╭─ The input

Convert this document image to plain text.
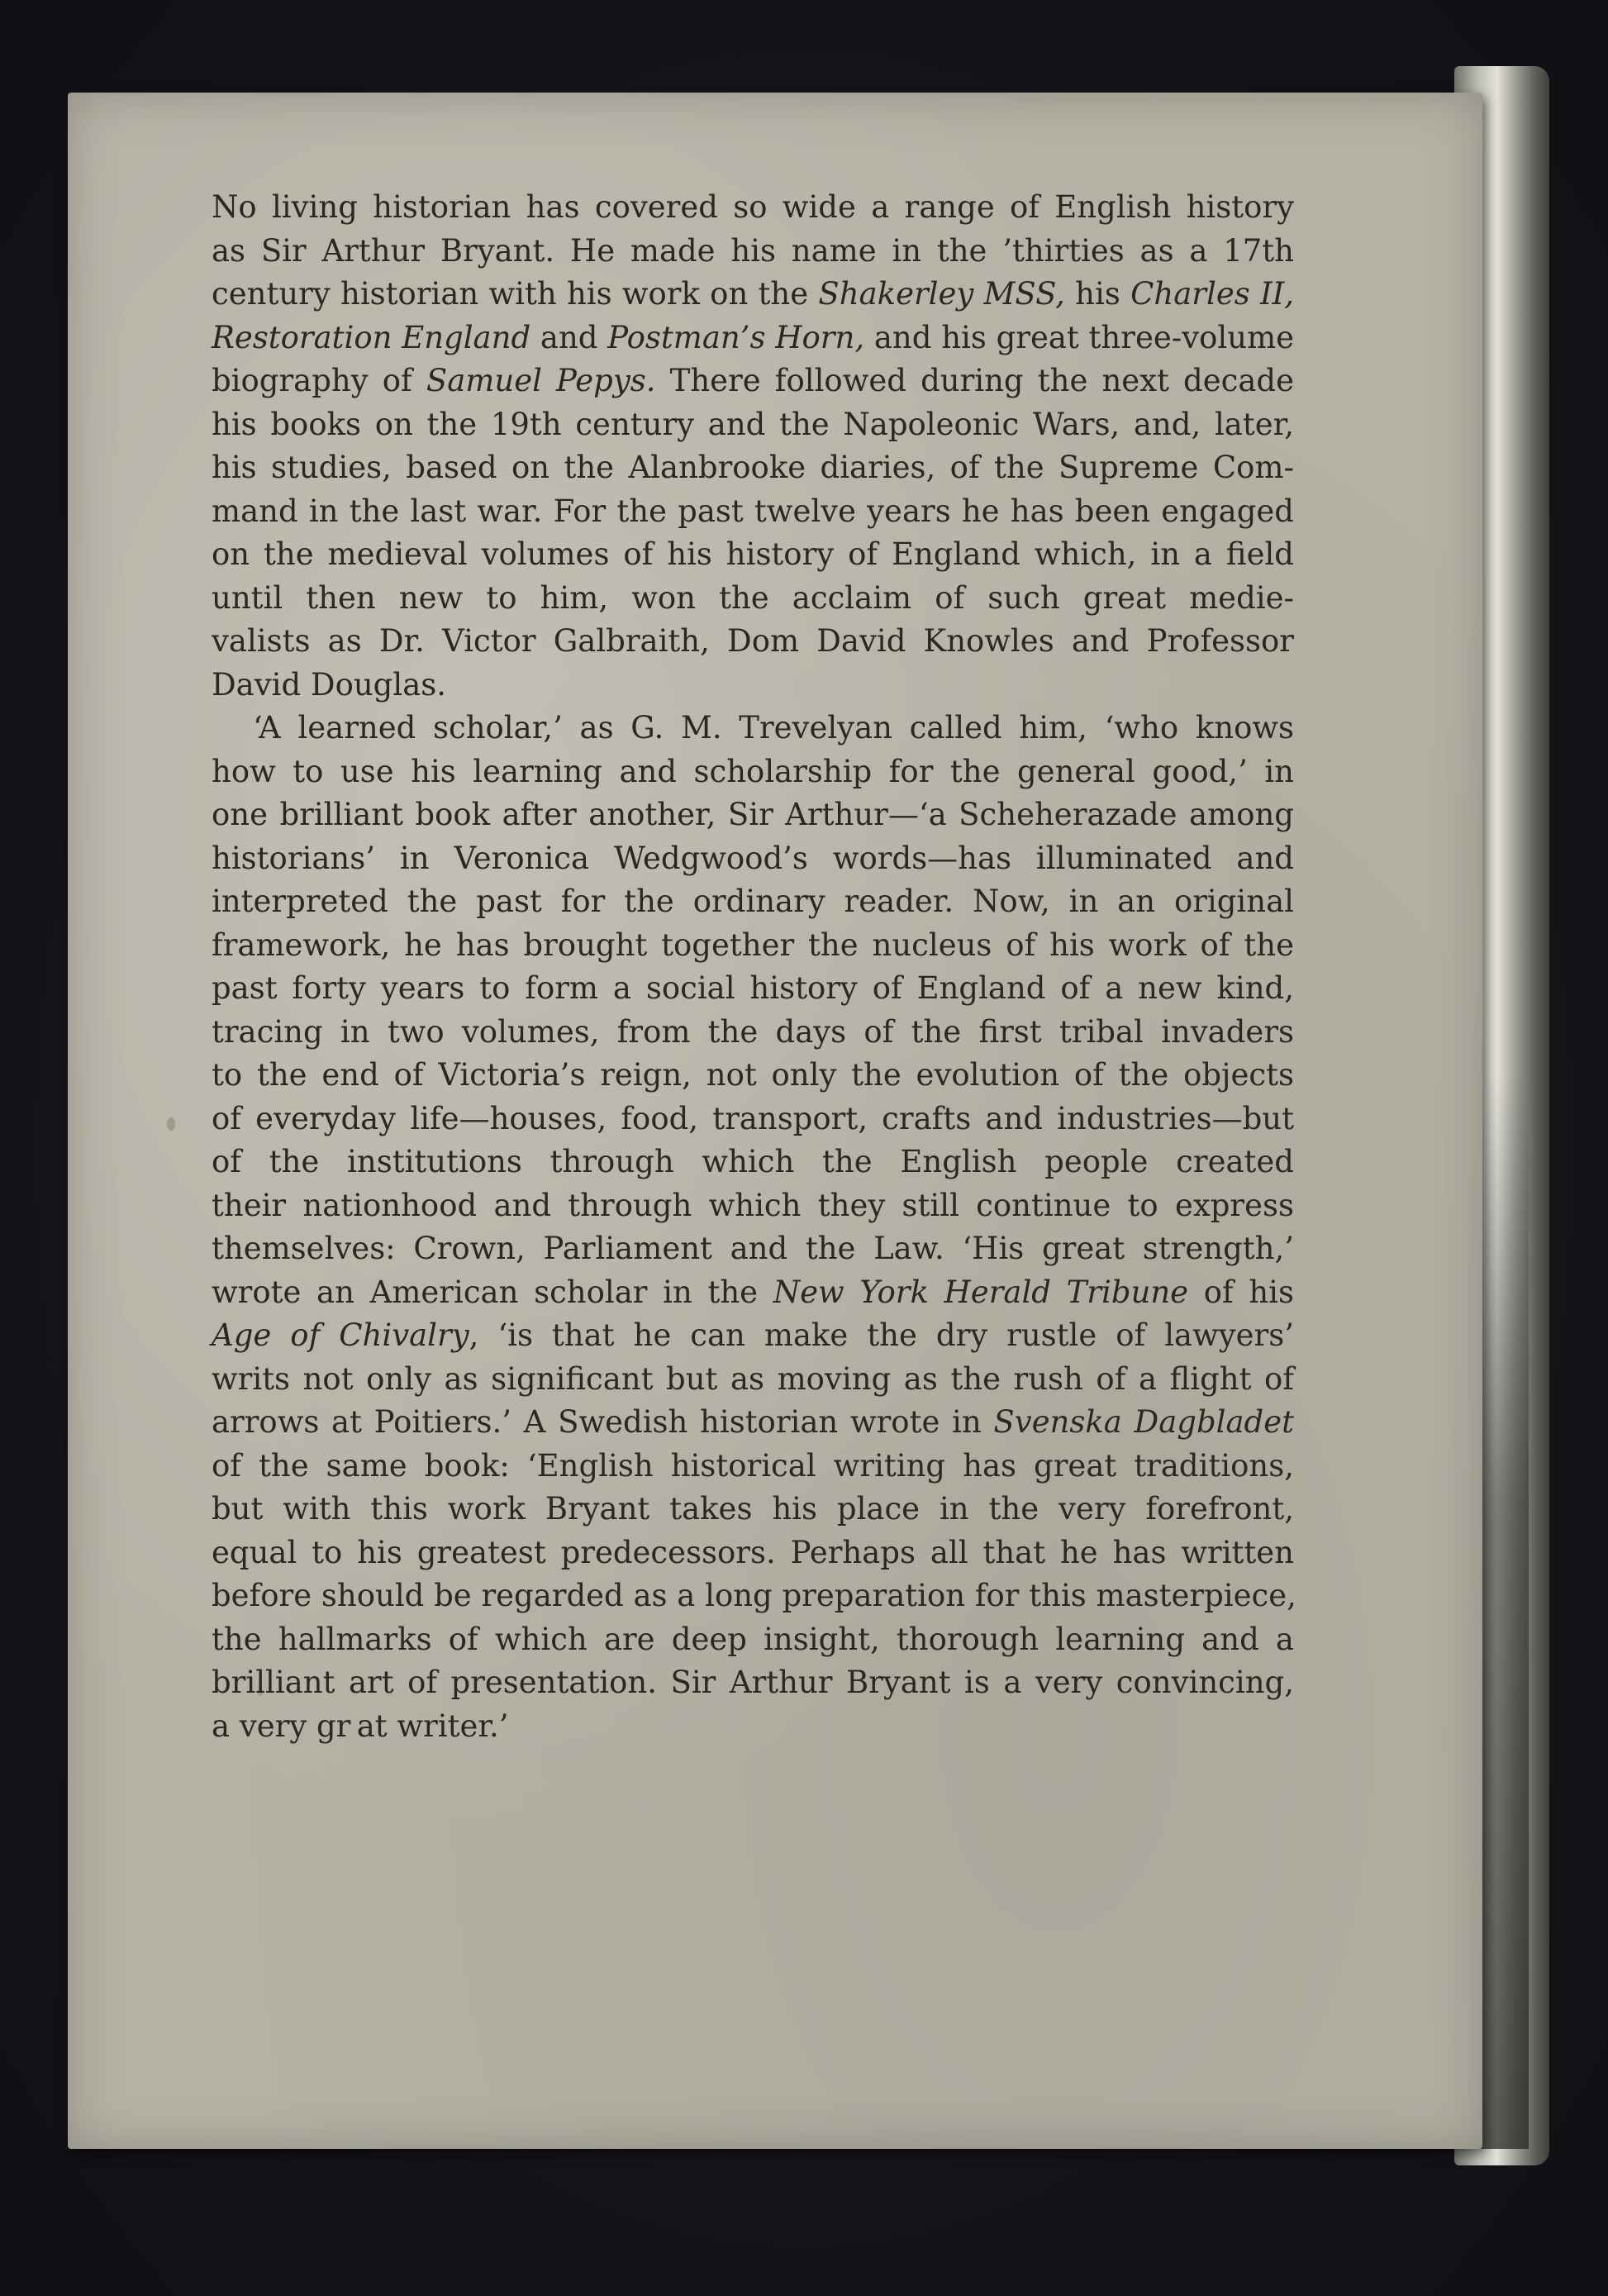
No living historian has covered so wide a range of English history
as Sir Arthur Bryant. He made his name in the ’thirties as a 17th
century historian with his work on the Shakerley MSS, his Charles II,
Restoration England and Postman’s Horn, and his great three-volume
biography of Samuel Pepys. There followed during the next decade
his books on the 19th century and the Napoleonic Wars, and, later,
his studies, based on the Alanbrooke diaries, of the Supreme Com-
mand in the last war. For the past twelve years he has been engaged
on the medieval volumes of his history of England which, in a field
until then new to him, won the acclaim of such great medie-
valists as Dr. Victor Galbraith, Dom David Knowles and Professor
David Douglas.
‘A learned scholar,’ as G. M. Trevelyan called him, ‘who knows
how to use his learning and scholarship for the general good,’ in
one brilliant book after another, Sir Arthur—‘a Scheherazade among
historians’ in Veronica Wedgwood’s words—has illuminated and
interpreted the past for the ordinary reader. Now, in an original
framework, he has brought together the nucleus of his work of the
past forty years to form a social history of England of a new kind,
tracing in two volumes, from the days of the first tribal invaders
to the end of Victoria’s reign, not only the evolution of the objects
of everyday life—houses, food, transport, crafts and industries—but
of the institutions through which the English people created
their nationhood and through which they still continue to express
themselves: Crown, Parliament and the Law. ‘His great strength,’
wrote an American scholar in the New York Herald Tribune of his
Age of Chivalry, ‘is that he can make the dry rustle of lawyers’
writs not only as significant but as moving as the rush of a flight of
arrows at Poitiers.’ A Swedish historian wrote in Svenska Dagbladet
of the same book: ‘English historical writing has great traditions,
but with this work Bryant takes his place in the very forefront,
equal to his greatest predecessors. Perhaps all that he has written
before should be regarded as a long preparation for this masterpiece,
the hallmarks of which are deep insight, thorough learning and a
brilliant art of presentation. Sir Arthur Bryant is a very convincing,
a very gr at writer.’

╰─

Aim of the task
Note every line above where the string "only" shows up, and copy those lines.

Exercise answer
to the end of Victoria’s reign, not only the evolution of the objects
writs not only as significant but as moving as the rush of a flight of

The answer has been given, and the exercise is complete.